Records from a dataset:
* * *

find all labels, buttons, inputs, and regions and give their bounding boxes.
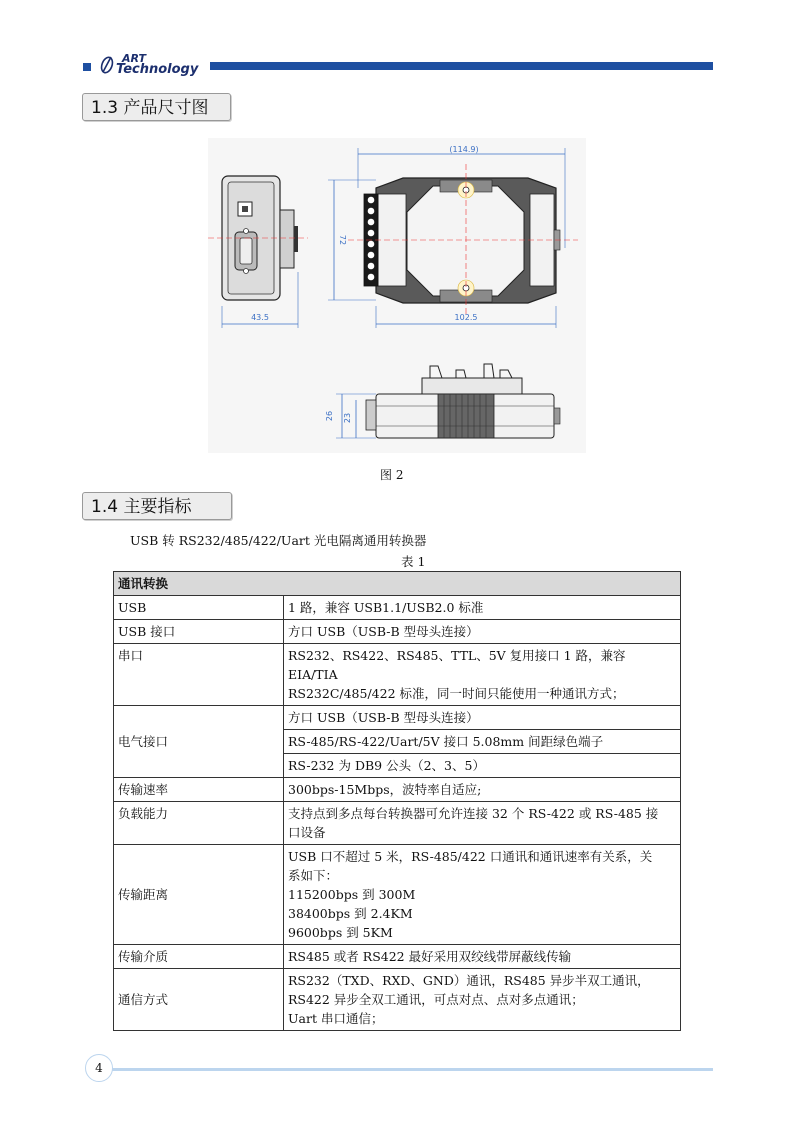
row-line: 系如下： (288, 868, 339, 883)
table-row (114, 802, 681, 845)
logo-art-text: ART (122, 52, 146, 65)
section-title-specs: 1.4 主要指标 (82, 492, 232, 520)
table-row (114, 969, 681, 1031)
row-line: RS-232 为 DB9 公头（2、3、5） (284, 753, 680, 777)
dim-body-length: 102.5 (454, 313, 478, 322)
table-header: 通讯转换 (114, 572, 681, 596)
row-line: USB 口不超过 5 米，RS-485/422 口通讯和通讯速率有关系，关 (288, 849, 653, 864)
table-caption: 表 1 (401, 554, 426, 569)
table-row (114, 706, 681, 778)
row-line: Uart 串口通信； (288, 1011, 384, 1026)
page-number: 4 (85, 1054, 113, 1082)
row-value (284, 620, 681, 644)
table-row (114, 945, 681, 969)
table-row (114, 620, 681, 644)
row-line: 300bps-15Mbps，波特率自适应; (288, 782, 482, 797)
row-value (284, 596, 681, 620)
row-line: 支持点到多点每台转换器可允许连接 32 个 RS-422 或 RS-485 接 (288, 806, 659, 821)
art-technology-logo (100, 52, 200, 76)
row-label: USB 接口 (114, 620, 284, 644)
row-line: RS-485/RS-422/Uart/5V 接口 5.08mm 间距绿色端子 (284, 729, 680, 753)
section-title-dimensions: 1.3 产品尺寸图 (82, 93, 231, 121)
row-line: 口设备 (288, 825, 326, 840)
product-name: USB 转 RS232/485/422/Uart 光电隔离通用转换器 (130, 533, 427, 548)
row-line: RS232（TXD、RXD、GND）通讯，RS485 异步半双工通讯， (288, 973, 650, 988)
product-dimension-drawing (208, 138, 586, 453)
row-value (284, 802, 681, 845)
row-line: 方口 USB（USB-B 型母头连接） (288, 624, 479, 639)
dim-height: 72 (338, 234, 347, 246)
dim-overall-width: (114.9) (449, 145, 479, 154)
row-label: 负载能力 (114, 802, 284, 845)
row-label: 传输速率 (114, 778, 284, 802)
row-line: RS232、RS422、RS485、TTL、5V 复用接口 1 路，兼容 EIA/TIA (288, 648, 626, 682)
row-value (284, 778, 681, 802)
figure-caption: 图 2 (380, 468, 404, 482)
logo-mark-icon (100, 54, 114, 74)
row-value (284, 706, 681, 778)
row-label: 传输介质 (114, 945, 284, 969)
row-value (284, 945, 681, 969)
table-row (114, 644, 681, 706)
row-line: 9600bps 到 5KM (288, 925, 393, 940)
header-square (83, 63, 91, 71)
logo-technology-text: Technology (116, 62, 199, 77)
dim-total-thickness: 26 (325, 410, 334, 422)
row-label: 串口 (114, 644, 284, 706)
row-value (284, 644, 681, 706)
dim-side-width: 43.5 (251, 313, 269, 322)
row-line: RS485 或者 RS422 最好采用双绞线带屏蔽线传输 (288, 949, 572, 964)
dim-body-thickness: 23 (343, 412, 352, 424)
row-line: 1 路，兼容 USB1.1/USB2.0 标准 (288, 600, 484, 615)
row-line: RS232C/485/422 标准，同一时间只能使用一种通讯方式； (288, 686, 625, 701)
row-label: 传输距离 (114, 845, 284, 945)
header-bar (210, 62, 713, 70)
footer-line (100, 1068, 713, 1071)
row-value (284, 969, 681, 1031)
spec-table (113, 571, 681, 1031)
table-row (114, 845, 681, 945)
row-line: RS422 异步全双工通讯，可点对点、点对多点通讯； (288, 992, 584, 1007)
row-value (284, 845, 681, 945)
row-label: USB (114, 596, 284, 620)
row-label: 电气接口 (114, 706, 284, 778)
table-row (114, 778, 681, 802)
row-label: 通信方式 (114, 969, 284, 1031)
row-line: 115200bps 到 300M (288, 887, 416, 902)
row-line: 方口 USB（USB-B 型母头连接） (288, 710, 479, 725)
row-line: 38400bps 到 2.4KM (288, 906, 413, 921)
table-row (114, 596, 681, 620)
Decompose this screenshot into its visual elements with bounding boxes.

* * *

:: Task goal ::
Switch every "row-line" in the material to "text-line" and write the material out again with everything else unchanged. Leave the pictures out.

:: Written solution ::
find all labels, buttons, inputs, and regions and give their bounding boxes.
text-line: 系如下： (288, 868, 339, 883)
table-row (114, 802, 681, 845)
logo-art-text: ART (122, 52, 146, 65)
section-title-specs: 1.4 主要指标 (82, 492, 232, 520)
table-row (114, 969, 681, 1031)
text-line: RS-232 为 DB9 公头（2、3、5） (284, 753, 680, 777)
dim-body-length: 102.5 (454, 313, 478, 322)
table-header: 通讯转换 (114, 572, 681, 596)
text-line: USB 口不超过 5 米，RS-485/422 口通讯和通讯速率有关系，关 (288, 849, 653, 864)
table-caption: 表 1 (401, 554, 426, 569)
table-row (114, 706, 681, 778)
text-line: Uart 串口通信； (288, 1011, 384, 1026)
page-number: 4 (85, 1054, 113, 1082)
row-value (284, 620, 681, 644)
table-row (114, 945, 681, 969)
table-row (114, 620, 681, 644)
text-line: 300bps-15Mbps，波特率自适应; (288, 782, 482, 797)
row-value (284, 596, 681, 620)
text-line: 支持点到多点每台转换器可允许连接 32 个 RS-422 或 RS-485 接 (288, 806, 659, 821)
art-technology-logo (100, 52, 200, 76)
row-label: USB 接口 (114, 620, 284, 644)
text-line: RS-485/RS-422/Uart/5V 接口 5.08mm 间距绿色端子 (284, 729, 680, 753)
section-title-dimensions: 1.3 产品尺寸图 (82, 93, 231, 121)
text-line: 口设备 (288, 825, 326, 840)
product-name: USB 转 RS232/485/422/Uart 光电隔离通用转换器 (130, 533, 427, 548)
text-line: RS232（TXD、RXD、GND）通讯，RS485 异步半双工通讯， (288, 973, 650, 988)
product-dimension-drawing (208, 138, 586, 453)
row-value (284, 802, 681, 845)
text-line: 方口 USB（USB-B 型母头连接） (288, 624, 479, 639)
dim-height: 72 (338, 234, 347, 246)
dim-overall-width: (114.9) (449, 145, 479, 154)
row-label: 负载能力 (114, 802, 284, 845)
row-label: 传输速率 (114, 778, 284, 802)
text-line: RS232、RS422、RS485、TTL、5V 复用接口 1 路，兼容 EIA/TIA (288, 648, 626, 682)
row-value (284, 778, 681, 802)
figure-caption: 图 2 (380, 468, 404, 482)
logo-mark-icon (100, 54, 114, 74)
row-value (284, 706, 681, 778)
row-label: 传输介质 (114, 945, 284, 969)
row-value (284, 945, 681, 969)
table-row (114, 644, 681, 706)
text-line: 9600bps 到 5KM (288, 925, 393, 940)
header-square (83, 63, 91, 71)
logo-technology-text: Technology (116, 62, 199, 77)
dim-total-thickness: 26 (325, 410, 334, 422)
row-label: 串口 (114, 644, 284, 706)
row-value (284, 644, 681, 706)
dim-side-width: 43.5 (251, 313, 269, 322)
text-line: RS485 或者 RS422 最好采用双绞线带屏蔽线传输 (288, 949, 572, 964)
dim-body-thickness: 23 (343, 412, 352, 424)
text-line: 1 路，兼容 USB1.1/USB2.0 标准 (288, 600, 484, 615)
text-line: RS232C/485/422 标准，同一时间只能使用一种通讯方式； (288, 686, 625, 701)
row-label: 传输距离 (114, 845, 284, 945)
header-bar (210, 62, 713, 70)
footer-line (100, 1068, 713, 1071)
row-value (284, 969, 681, 1031)
spec-table (113, 571, 681, 1031)
table-row (114, 845, 681, 945)
text-line: RS422 异步全双工通讯，可点对点、点对多点通讯； (288, 992, 584, 1007)
row-value (284, 845, 681, 945)
row-label: USB (114, 596, 284, 620)
row-label: 电气接口 (114, 706, 284, 778)
table-row (114, 778, 681, 802)
row-label: 通信方式 (114, 969, 284, 1031)
text-line: 115200bps 到 300M (288, 887, 416, 902)
text-line: 方口 USB（USB-B 型母头连接） (288, 710, 479, 725)
text-line: 38400bps 到 2.4KM (288, 906, 413, 921)
table-row (114, 596, 681, 620)
Decompose this screenshot into its visual elements with bounding boxes.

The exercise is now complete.